[EXTRACTED DATA]
↓↓↓

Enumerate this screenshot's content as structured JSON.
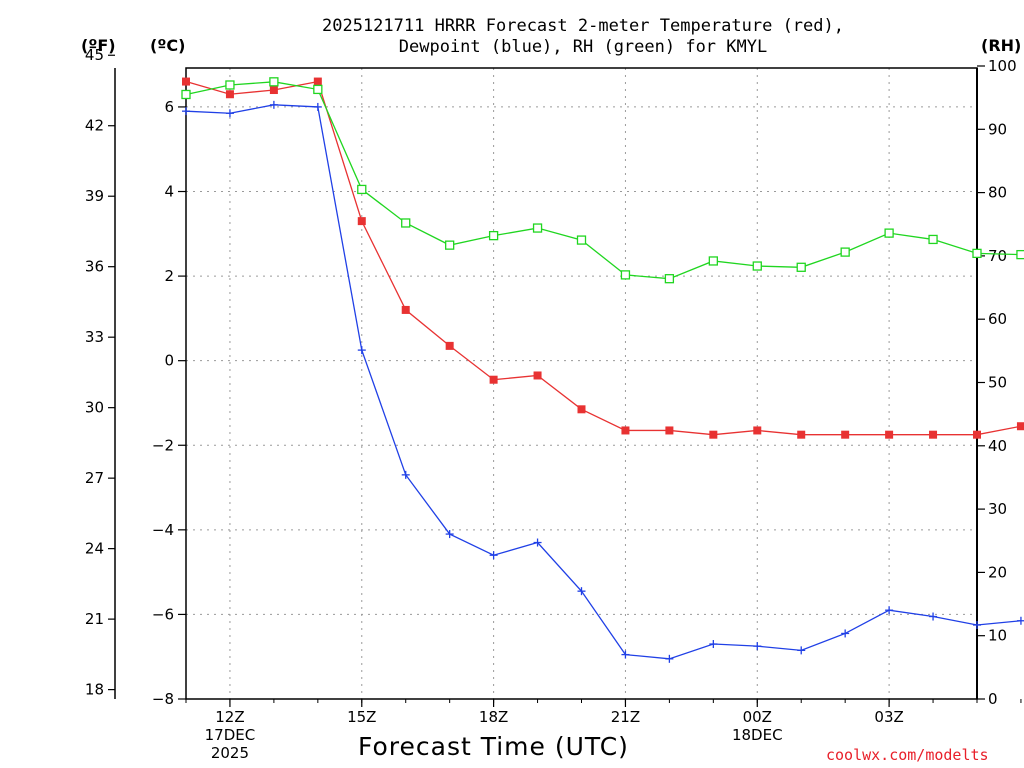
{
  "chart_data": {
    "type": "line",
    "title_line1": "2025121711 HRRR Forecast 2-meter Temperature (red),",
    "title_line2": "Dewpoint (blue), RH (green) for KMYL",
    "xlabel": "Forecast Time (UTC)",
    "left_outer_label": "(ºF)",
    "left_inner_label": "(ºC)",
    "right_label": "(RH)",
    "credit": "coolwx.com/modelts",
    "x_hours": [
      11,
      12,
      13,
      14,
      15,
      16,
      17,
      18,
      19,
      20,
      21,
      22,
      23,
      24,
      25,
      26,
      27,
      28,
      29,
      30
    ],
    "x_ticks": [
      {
        "hour": 12,
        "lines": [
          "12Z",
          "17DEC",
          "2025"
        ]
      },
      {
        "hour": 15,
        "lines": [
          "15Z"
        ]
      },
      {
        "hour": 18,
        "lines": [
          "18Z"
        ]
      },
      {
        "hour": 21,
        "lines": [
          "21Z"
        ]
      },
      {
        "hour": 24,
        "lines": [
          "00Z",
          "18DEC"
        ]
      },
      {
        "hour": 27,
        "lines": [
          "03Z"
        ]
      }
    ],
    "celsius_ticks": [
      "6",
      "4",
      "2",
      "0",
      "−2",
      "−4",
      "−6",
      "−8"
    ],
    "celsius_tick_values": [
      6,
      4,
      2,
      0,
      -2,
      -4,
      -6,
      -8
    ],
    "fahrenheit_ticks": [
      "45",
      "42",
      "39",
      "36",
      "33",
      "30",
      "27",
      "24",
      "21",
      "18"
    ],
    "fahrenheit_tick_values": [
      45,
      42,
      39,
      36,
      33,
      30,
      27,
      24,
      21,
      18
    ],
    "rh_ticks": [
      "100",
      "90",
      "80",
      "70",
      "60",
      "50",
      "40",
      "30",
      "20",
      "10",
      "0"
    ],
    "rh_tick_values": [
      100,
      90,
      80,
      70,
      60,
      50,
      40,
      30,
      20,
      10,
      0
    ],
    "celsius_range": [
      -8,
      7.5
    ],
    "rh_range": [
      0,
      100
    ],
    "series": [
      {
        "name": "2-meter Temperature",
        "color": "#e83232",
        "marker": "filled-square",
        "axis": "celsius",
        "values": [
          6.6,
          6.3,
          6.4,
          6.6,
          3.3,
          1.2,
          0.35,
          -0.45,
          -0.35,
          -1.15,
          -1.65,
          -1.65,
          -1.75,
          -1.65,
          -1.75,
          -1.75,
          -1.75,
          -1.75,
          -1.75,
          -1.55
        ]
      },
      {
        "name": "Dewpoint",
        "color": "#2040e6",
        "marker": "plus",
        "axis": "celsius",
        "values": [
          5.9,
          5.85,
          6.05,
          6.0,
          0.25,
          -2.7,
          -4.1,
          -4.6,
          -4.3,
          -5.45,
          -6.95,
          -7.05,
          -6.7,
          -6.75,
          -6.85,
          -6.45,
          -5.9,
          -6.05,
          -6.25,
          -6.15
        ]
      },
      {
        "name": "RH",
        "color": "#20d620",
        "marker": "open-square",
        "axis": "rh",
        "values": [
          95.5,
          97.0,
          97.5,
          96.3,
          80.5,
          75.2,
          71.7,
          73.2,
          74.4,
          72.5,
          67.0,
          66.4,
          69.2,
          68.4,
          68.2,
          70.6,
          73.6,
          72.6,
          70.4,
          70.2
        ]
      }
    ]
  }
}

↑↑↑

The answer is one number: how many lines of the material above contain "marker".

3